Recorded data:
* * * * *

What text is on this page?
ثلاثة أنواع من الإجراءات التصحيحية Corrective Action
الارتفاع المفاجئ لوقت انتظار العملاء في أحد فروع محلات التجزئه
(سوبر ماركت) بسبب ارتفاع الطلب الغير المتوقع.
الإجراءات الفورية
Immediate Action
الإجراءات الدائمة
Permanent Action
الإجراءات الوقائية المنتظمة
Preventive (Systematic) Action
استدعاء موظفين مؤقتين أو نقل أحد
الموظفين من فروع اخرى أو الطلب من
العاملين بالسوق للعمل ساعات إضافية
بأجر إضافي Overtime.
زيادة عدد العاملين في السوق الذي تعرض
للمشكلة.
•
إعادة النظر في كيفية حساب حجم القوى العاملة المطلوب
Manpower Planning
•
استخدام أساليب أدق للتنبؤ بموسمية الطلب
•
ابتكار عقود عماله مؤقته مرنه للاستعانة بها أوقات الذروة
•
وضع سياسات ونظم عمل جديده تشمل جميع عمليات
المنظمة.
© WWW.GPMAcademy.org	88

* * * * *

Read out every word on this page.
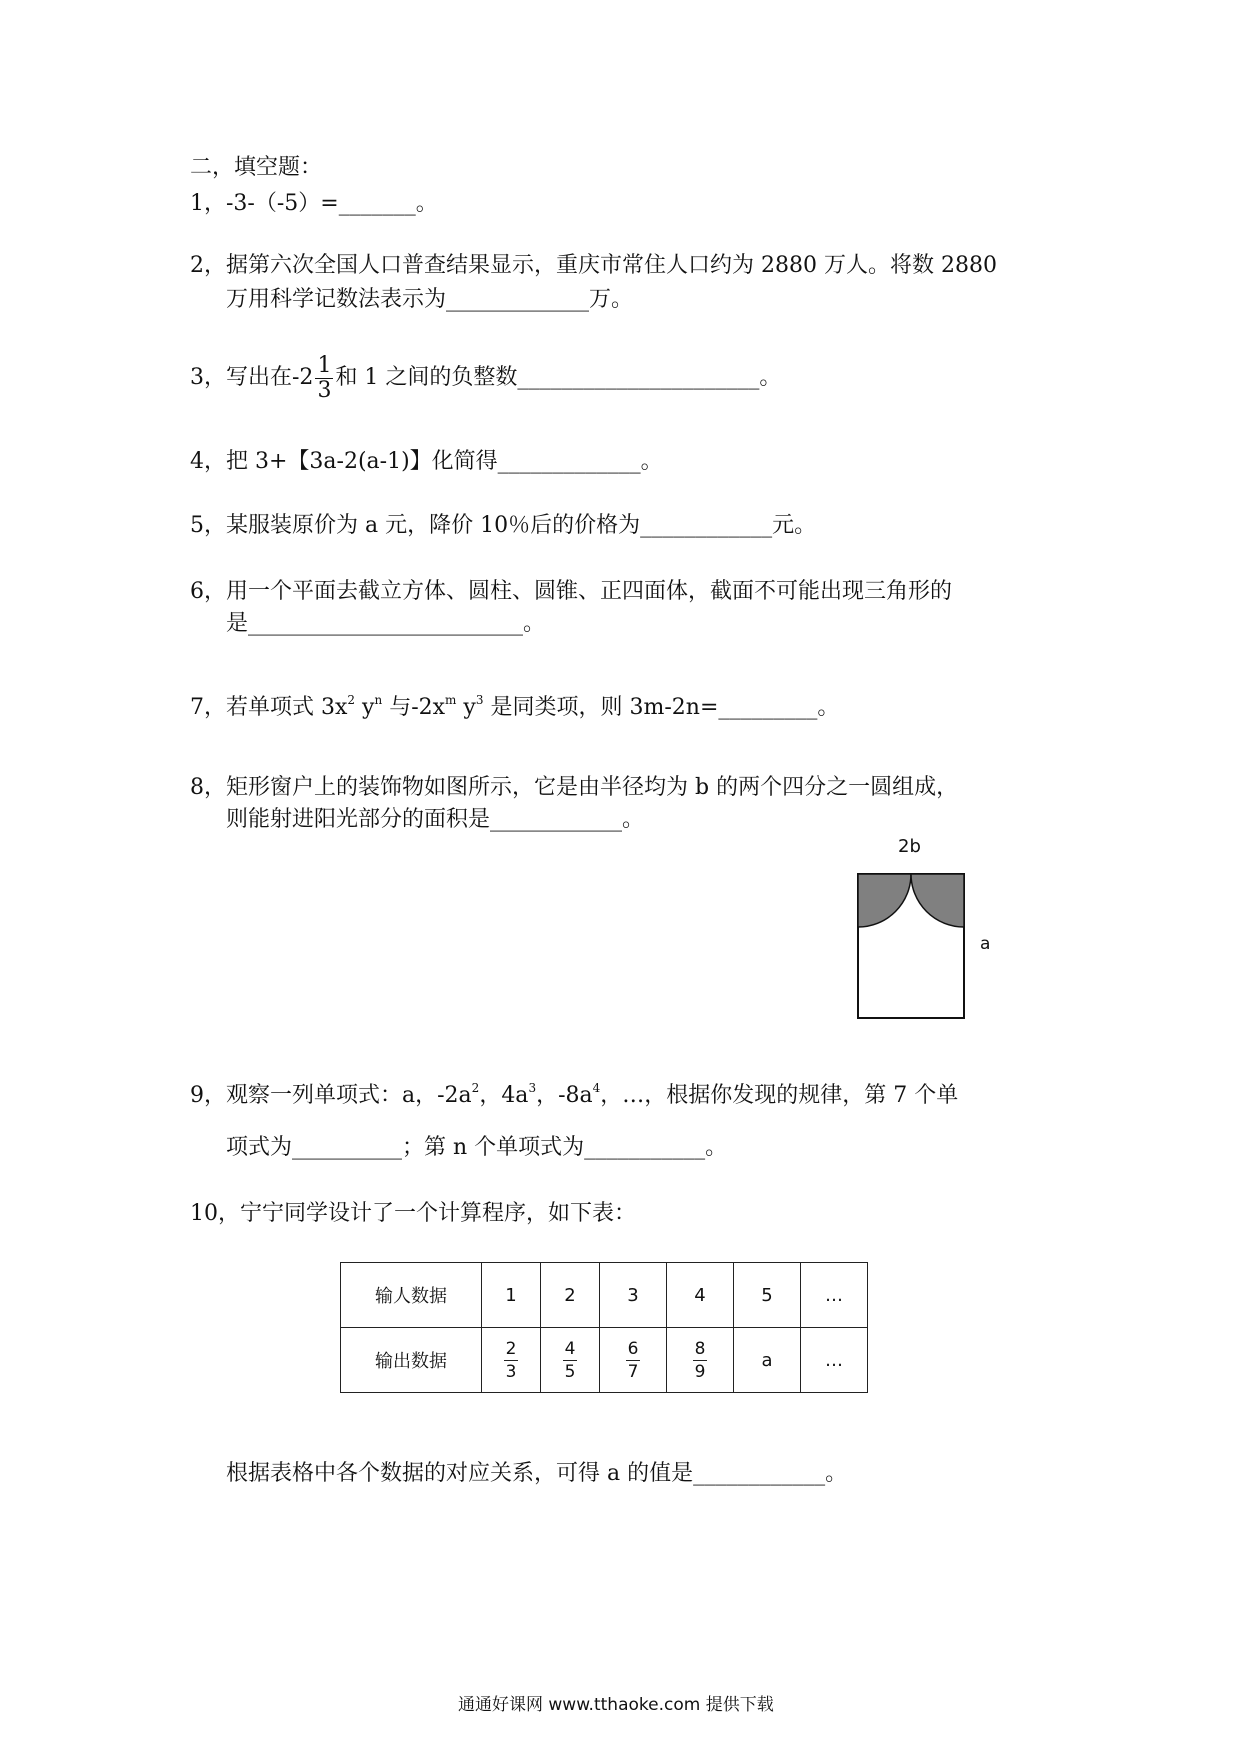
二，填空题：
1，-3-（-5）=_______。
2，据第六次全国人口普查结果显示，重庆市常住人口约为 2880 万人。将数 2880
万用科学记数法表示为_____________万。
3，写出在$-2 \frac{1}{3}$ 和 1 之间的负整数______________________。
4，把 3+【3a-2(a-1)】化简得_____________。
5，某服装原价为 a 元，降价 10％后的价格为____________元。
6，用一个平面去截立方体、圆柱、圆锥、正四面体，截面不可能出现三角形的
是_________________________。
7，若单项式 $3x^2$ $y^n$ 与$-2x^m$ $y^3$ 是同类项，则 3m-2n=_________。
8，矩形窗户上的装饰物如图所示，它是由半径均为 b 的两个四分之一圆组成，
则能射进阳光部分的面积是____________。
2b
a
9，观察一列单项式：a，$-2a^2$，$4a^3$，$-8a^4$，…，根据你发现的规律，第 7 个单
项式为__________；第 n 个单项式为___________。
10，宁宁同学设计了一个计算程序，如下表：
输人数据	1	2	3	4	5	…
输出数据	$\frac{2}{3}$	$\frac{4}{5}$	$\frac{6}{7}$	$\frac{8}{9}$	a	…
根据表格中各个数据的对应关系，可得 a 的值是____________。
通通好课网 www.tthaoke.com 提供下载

* * * * *

What is the number of lines in these records that contain "frac"? Reply with the number only.

2